Goal: Sift the material for lines containing "title", and return them.

Extracted information:
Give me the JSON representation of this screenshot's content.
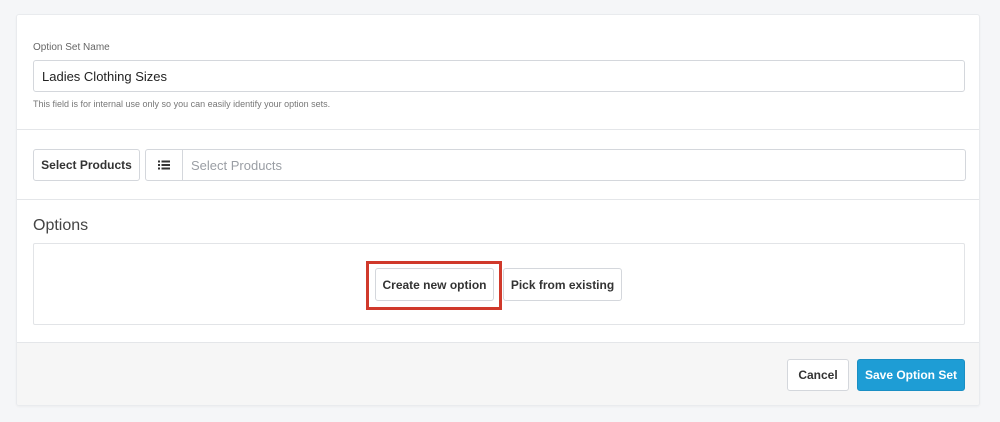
{
  "option_set": {
    "label": "Option Set Name",
    "value": "Ladies Clothing Sizes",
    "help": "This field is for internal use only so you can easily identify your option sets."
  },
  "products": {
    "button_label": "Select Products",
    "placeholder": "Select Products",
    "icon": "list-icon"
  },
  "options": {
    "title": "Options",
    "create_label": "Create new option",
    "pick_label": "Pick from existing"
  },
  "footer": {
    "cancel_label": "Cancel",
    "save_label": "Save Option Set"
  },
  "colors": {
    "primary": "#1e9dd5",
    "highlight": "#d0392b"
  }
}
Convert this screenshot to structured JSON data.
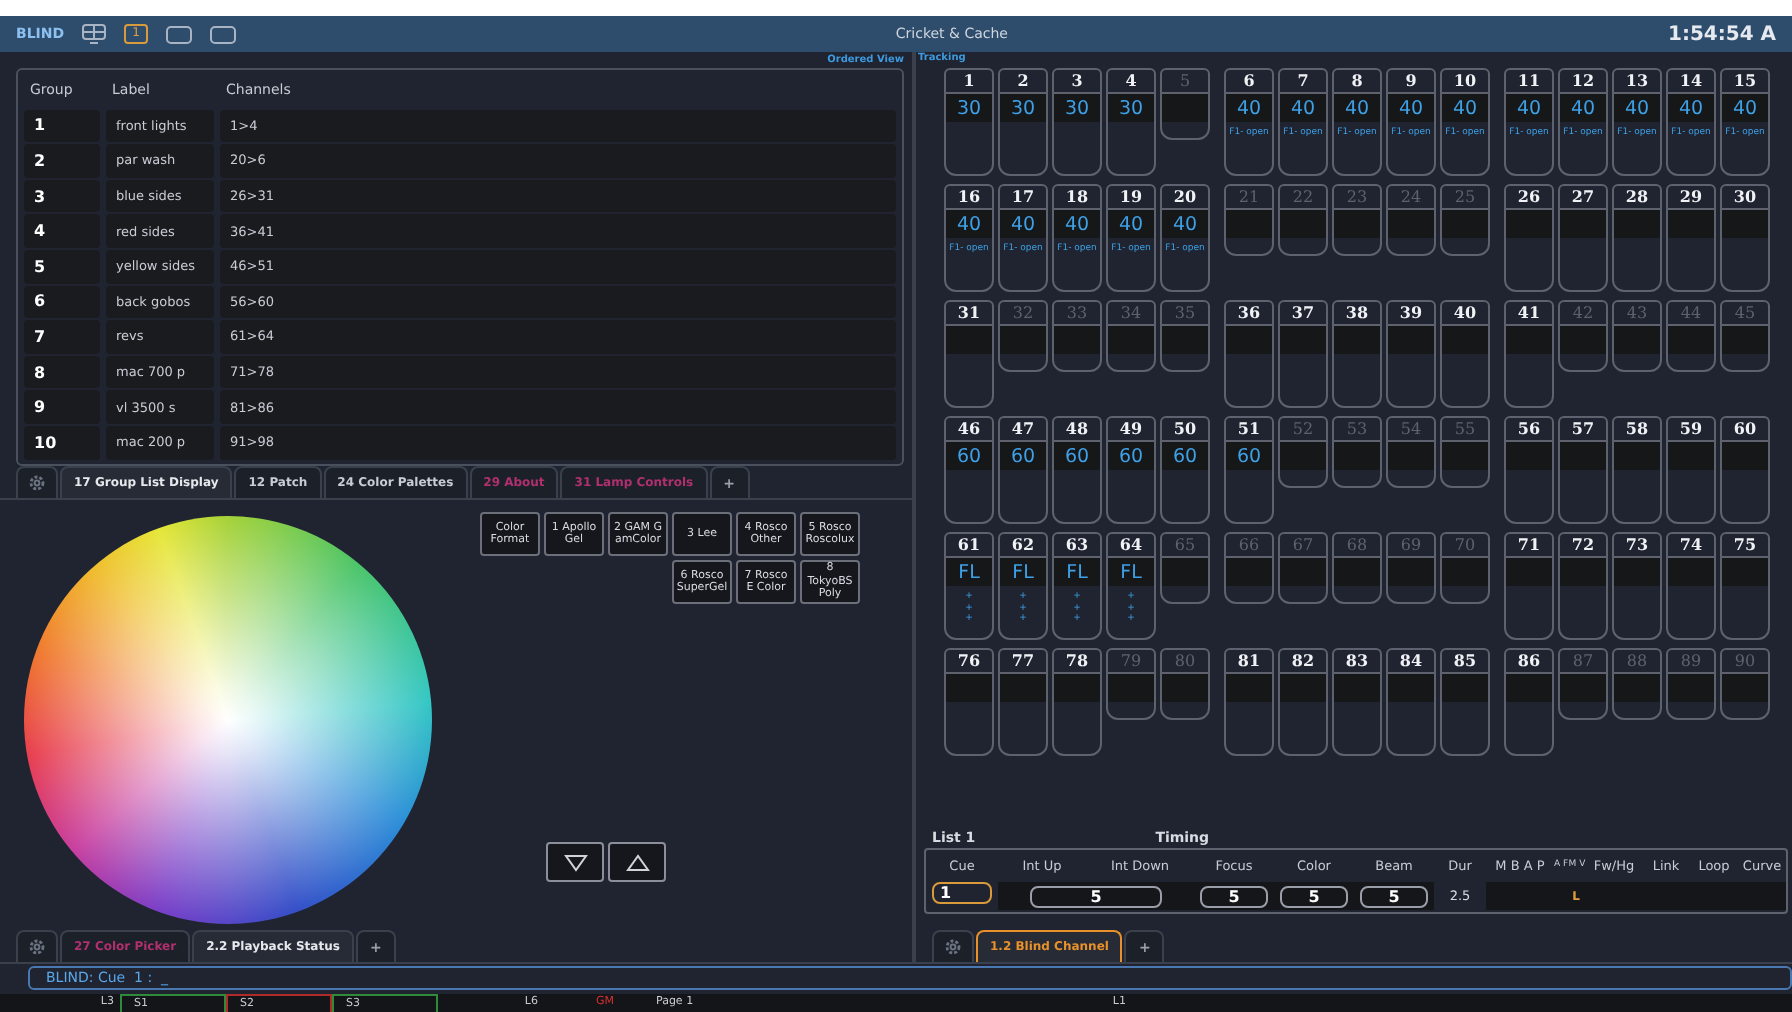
{
  "top_bar": {
    "mode": "BLIND",
    "page_button": "1",
    "title": "Cricket & Cache",
    "clock": "1:54:54 A"
  },
  "group_list": {
    "view_label": "Ordered View",
    "columns": [
      "Group",
      "Label",
      "Channels"
    ],
    "rows": [
      {
        "group": "1",
        "label": "front lights",
        "channels": "1>4"
      },
      {
        "group": "2",
        "label": "par wash",
        "channels": "20>6"
      },
      {
        "group": "3",
        "label": "blue sides",
        "channels": "26>31"
      },
      {
        "group": "4",
        "label": "red sides",
        "channels": "36>41"
      },
      {
        "group": "5",
        "label": "yellow sides",
        "channels": "46>51"
      },
      {
        "group": "6",
        "label": "back gobos",
        "channels": "56>60"
      },
      {
        "group": "7",
        "label": "revs",
        "channels": "61>64"
      },
      {
        "group": "8",
        "label": "mac 700 p",
        "channels": "71>78"
      },
      {
        "group": "9",
        "label": "vl 3500 s",
        "channels": "81>86"
      },
      {
        "group": "10",
        "label": "mac 200 p",
        "channels": "91>98"
      }
    ]
  },
  "left_tabs": {
    "add": "+",
    "tabs": [
      {
        "label": "17 Group List Display",
        "selected": true,
        "kind": "normal"
      },
      {
        "label": "12 Patch",
        "selected": false,
        "kind": "normal"
      },
      {
        "label": "24 Color Palettes",
        "selected": false,
        "kind": "normal"
      },
      {
        "label": "29 About",
        "selected": false,
        "kind": "alert"
      },
      {
        "label": "31 Lamp Controls",
        "selected": false,
        "kind": "alert"
      }
    ]
  },
  "color_picker": {
    "buttons": [
      [
        "Color Format",
        "1 Apollo Gel",
        "2 GAM G amColor",
        "3 Lee",
        "4 Rosco Other",
        "5 Rosco Roscolux"
      ],
      [
        "6 Rosco SuperGel",
        "7 Rosco E Color",
        "8 TokyoBS Poly"
      ]
    ]
  },
  "bottom_left_tabs": {
    "add": "+",
    "tabs": [
      {
        "label": "27 Color Picker",
        "selected": false,
        "kind": "alert"
      },
      {
        "label": "2.2 Playback Status",
        "selected": true,
        "kind": "normal"
      }
    ]
  },
  "channel_grid": {
    "mode_label": "Tracking",
    "channels": [
      {
        "number": "1",
        "patched": true,
        "value": "30"
      },
      {
        "number": "2",
        "patched": true,
        "value": "30"
      },
      {
        "number": "3",
        "patched": true,
        "value": "30"
      },
      {
        "number": "4",
        "patched": true,
        "value": "30"
      },
      {
        "number": "5",
        "patched": false
      },
      {
        "number": "6",
        "patched": true,
        "value": "40",
        "notes": [
          "F1- open"
        ]
      },
      {
        "number": "7",
        "patched": true,
        "value": "40",
        "notes": [
          "F1- open"
        ]
      },
      {
        "number": "8",
        "patched": true,
        "value": "40",
        "notes": [
          "F1- open"
        ]
      },
      {
        "number": "9",
        "patched": true,
        "value": "40",
        "notes": [
          "F1- open"
        ]
      },
      {
        "number": "10",
        "patched": true,
        "value": "40",
        "notes": [
          "F1- open"
        ]
      },
      {
        "number": "11",
        "patched": true,
        "value": "40",
        "notes": [
          "F1- open"
        ]
      },
      {
        "number": "12",
        "patched": true,
        "value": "40",
        "notes": [
          "F1- open"
        ]
      },
      {
        "number": "13",
        "patched": true,
        "value": "40",
        "notes": [
          "F1- open"
        ]
      },
      {
        "number": "14",
        "patched": true,
        "value": "40",
        "notes": [
          "F1- open"
        ]
      },
      {
        "number": "15",
        "patched": true,
        "value": "40",
        "notes": [
          "F1- open"
        ]
      },
      {
        "number": "16",
        "patched": true,
        "value": "40",
        "notes": [
          "F1- open"
        ]
      },
      {
        "number": "17",
        "patched": true,
        "value": "40",
        "notes": [
          "F1- open"
        ]
      },
      {
        "number": "18",
        "patched": true,
        "value": "40",
        "notes": [
          "F1- open"
        ]
      },
      {
        "number": "19",
        "patched": true,
        "value": "40",
        "notes": [
          "F1- open"
        ]
      },
      {
        "number": "20",
        "patched": true,
        "value": "40",
        "notes": [
          "F1- open"
        ]
      },
      {
        "number": "21",
        "patched": false
      },
      {
        "number": "22",
        "patched": false
      },
      {
        "number": "23",
        "patched": false
      },
      {
        "number": "24",
        "patched": false
      },
      {
        "number": "25",
        "patched": false
      },
      {
        "number": "26",
        "patched": true
      },
      {
        "number": "27",
        "patched": true
      },
      {
        "number": "28",
        "patched": true
      },
      {
        "number": "29",
        "patched": true
      },
      {
        "number": "30",
        "patched": true
      },
      {
        "number": "31",
        "patched": true
      },
      {
        "number": "32",
        "patched": false
      },
      {
        "number": "33",
        "patched": false
      },
      {
        "number": "34",
        "patched": false
      },
      {
        "number": "35",
        "patched": false
      },
      {
        "number": "36",
        "patched": true
      },
      {
        "number": "37",
        "patched": true
      },
      {
        "number": "38",
        "patched": true
      },
      {
        "number": "39",
        "patched": true
      },
      {
        "number": "40",
        "patched": true
      },
      {
        "number": "41",
        "patched": true
      },
      {
        "number": "42",
        "patched": false
      },
      {
        "number": "43",
        "patched": false
      },
      {
        "number": "44",
        "patched": false
      },
      {
        "number": "45",
        "patched": false
      },
      {
        "number": "46",
        "patched": true,
        "value": "60"
      },
      {
        "number": "47",
        "patched": true,
        "value": "60"
      },
      {
        "number": "48",
        "patched": true,
        "value": "60"
      },
      {
        "number": "49",
        "patched": true,
        "value": "60"
      },
      {
        "number": "50",
        "patched": true,
        "value": "60"
      },
      {
        "number": "51",
        "patched": true,
        "value": "60"
      },
      {
        "number": "52",
        "patched": false
      },
      {
        "number": "53",
        "patched": false
      },
      {
        "number": "54",
        "patched": false
      },
      {
        "number": "55",
        "patched": false
      },
      {
        "number": "56",
        "patched": true
      },
      {
        "number": "57",
        "patched": true
      },
      {
        "number": "58",
        "patched": true
      },
      {
        "number": "59",
        "patched": true
      },
      {
        "number": "60",
        "patched": true
      },
      {
        "number": "61",
        "patched": true,
        "value": "FL",
        "notes": [
          "+",
          "+",
          "+"
        ]
      },
      {
        "number": "62",
        "patched": true,
        "value": "FL",
        "notes": [
          "+",
          "+",
          "+"
        ]
      },
      {
        "number": "63",
        "patched": true,
        "value": "FL",
        "notes": [
          "+",
          "+",
          "+"
        ]
      },
      {
        "number": "64",
        "patched": true,
        "value": "FL",
        "notes": [
          "+",
          "+",
          "+"
        ]
      },
      {
        "number": "65",
        "patched": false
      },
      {
        "number": "66",
        "patched": false
      },
      {
        "number": "67",
        "patched": false
      },
      {
        "number": "68",
        "patched": false
      },
      {
        "number": "69",
        "patched": false
      },
      {
        "number": "70",
        "patched": false
      },
      {
        "number": "71",
        "patched": true
      },
      {
        "number": "72",
        "patched": true
      },
      {
        "number": "73",
        "patched": true
      },
      {
        "number": "74",
        "patched": true
      },
      {
        "number": "75",
        "patched": true
      },
      {
        "number": "76",
        "patched": true
      },
      {
        "number": "77",
        "patched": true
      },
      {
        "number": "78",
        "patched": true
      },
      {
        "number": "79",
        "patched": false
      },
      {
        "number": "80",
        "patched": false
      },
      {
        "number": "81",
        "patched": true
      },
      {
        "number": "82",
        "patched": true
      },
      {
        "number": "83",
        "patched": true
      },
      {
        "number": "84",
        "patched": true
      },
      {
        "number": "85",
        "patched": true
      },
      {
        "number": "86",
        "patched": true
      },
      {
        "number": "87",
        "patched": false
      },
      {
        "number": "88",
        "patched": false
      },
      {
        "number": "89",
        "patched": false
      },
      {
        "number": "90",
        "patched": false
      }
    ]
  },
  "cue_list": {
    "title": "List 1",
    "timing_label": "Timing",
    "columns": [
      "Cue",
      "Int Up",
      "Int Down",
      "Focus",
      "Color",
      "Beam",
      "Dur",
      "M B A P",
      "A F",
      "M V",
      "Fw/Hg",
      "Link",
      "Loop",
      "Curve"
    ],
    "row": {
      "cue": "1",
      "intensity": "5",
      "focus": "5",
      "color_time": "5",
      "beam": "5",
      "duration": "2.5",
      "flags": "L"
    }
  },
  "right_tabs": {
    "add": "+",
    "tabs": [
      {
        "label": "1.2 Blind Channel",
        "selected": true
      }
    ]
  },
  "command_line": "BLIND: Cue  1 :  _",
  "fader_strip": [
    {
      "label": "L3",
      "kind": "label"
    },
    {
      "label": "S1",
      "kind": "slot",
      "color": "#2f8a3a"
    },
    {
      "label": "S2",
      "kind": "slot",
      "color": "#b02a2a"
    },
    {
      "label": "S3",
      "kind": "slot",
      "color": "#2f8a3a"
    },
    {
      "label": "L6",
      "kind": "label"
    },
    {
      "label": "GM",
      "kind": "alert"
    },
    {
      "label": "Page 1",
      "kind": "page"
    },
    {
      "label": "L1",
      "kind": "label"
    }
  ]
}
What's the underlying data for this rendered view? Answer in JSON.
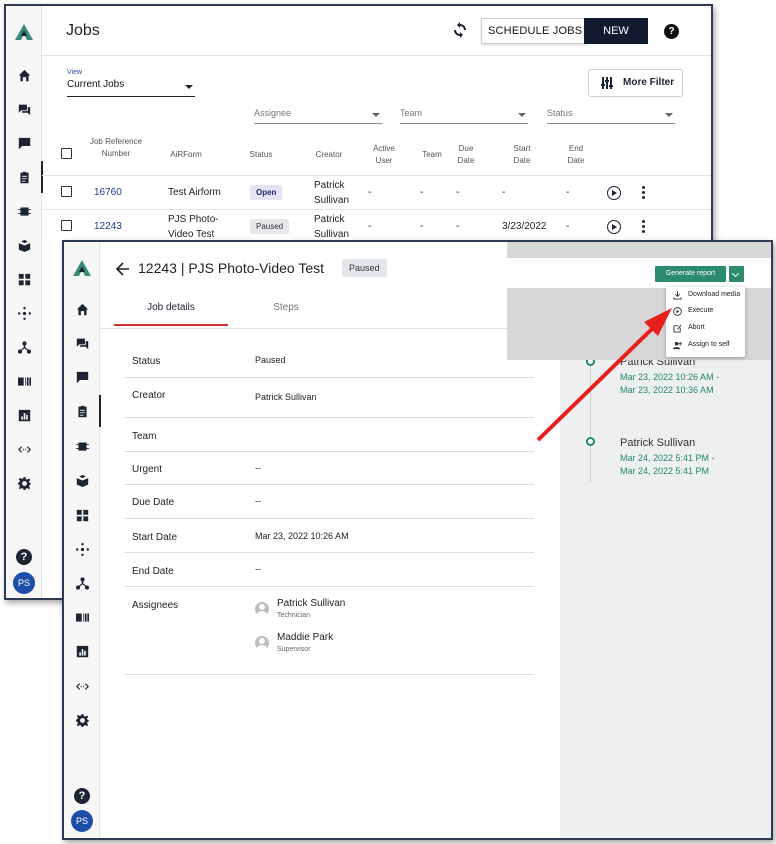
{
  "back_window": {
    "title": "Jobs",
    "schedule_label": "SCHEDULE JOBS",
    "new_label": "NEW",
    "help_label": "?",
    "view": {
      "label": "View",
      "value": "Current Jobs"
    },
    "more_filter_label": "More Filter",
    "filters": [
      "Assignee",
      "Team",
      "Status"
    ],
    "columns": [
      "Job Reference Number",
      "AiRForm",
      "Status",
      "Creator",
      "Active User",
      "Team",
      "Due Date",
      "Start Date",
      "End Date"
    ],
    "rows": [
      {
        "ref": "16760",
        "form": "Test Airform",
        "status": "Open",
        "creator": "Patrick Sullivan",
        "active": "-",
        "team": "-",
        "due": "-",
        "start": "-",
        "end": "-"
      },
      {
        "ref": "12243",
        "form": "PJS Photo-Video Test",
        "status": "Paused",
        "creator": "Patrick Sullivan",
        "active": "-",
        "team": "-",
        "due": "-",
        "start": "3/23/2022",
        "end": "-"
      }
    ],
    "user_initials": "PS"
  },
  "front_window": {
    "title": "12243 | PJS Photo-Video Test",
    "status_badge": "Paused",
    "tabs": [
      "Job details",
      "Steps"
    ],
    "details": {
      "status": {
        "key": "Status",
        "value": "Paused"
      },
      "creator": {
        "key": "Creator",
        "value": "Patrick Sullivan"
      },
      "team": {
        "key": "Team",
        "value": ""
      },
      "urgent": {
        "key": "Urgent",
        "value": "--"
      },
      "due": {
        "key": "Due Date",
        "value": "--"
      },
      "start": {
        "key": "Start Date",
        "value": "Mar 23, 2022 10:26 AM"
      },
      "end": {
        "key": "End Date",
        "value": "--"
      },
      "assignees_key": "Assignees"
    },
    "assignees": [
      {
        "name": "Patrick Sullivan",
        "role": "Technician"
      },
      {
        "name": "Maddie Park",
        "role": "Supervisor"
      }
    ],
    "generate_report_label": "Generate report",
    "report_menu": [
      "Download media",
      "Execute",
      "Abort",
      "Assign to self"
    ],
    "timeline": [
      {
        "name": "Patrick Sullivan",
        "from": "Mar 23, 2022 10:26 AM -",
        "to": "Mar 23, 2022 10:36 AM"
      },
      {
        "name": "Patrick Sullivan",
        "from": "Mar 24, 2022 5:41 PM -",
        "to": "Mar 24, 2022 5:41 PM"
      }
    ],
    "help_label": "?",
    "user_initials": "PS"
  },
  "colors": {
    "accent_green": "#2c8a6e",
    "arrow_red": "#e8201c",
    "tab_underline": "#d3332f",
    "nav_dark": "#121a30",
    "avatar_blue": "#1e4fa8"
  }
}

Exercise answer:
    "title": "Options",
    "title": "Cricket & Cache",
    "title": "List 1",
    "title": "Jobs",
    "title": "12243 | PJS Photo-Video Test",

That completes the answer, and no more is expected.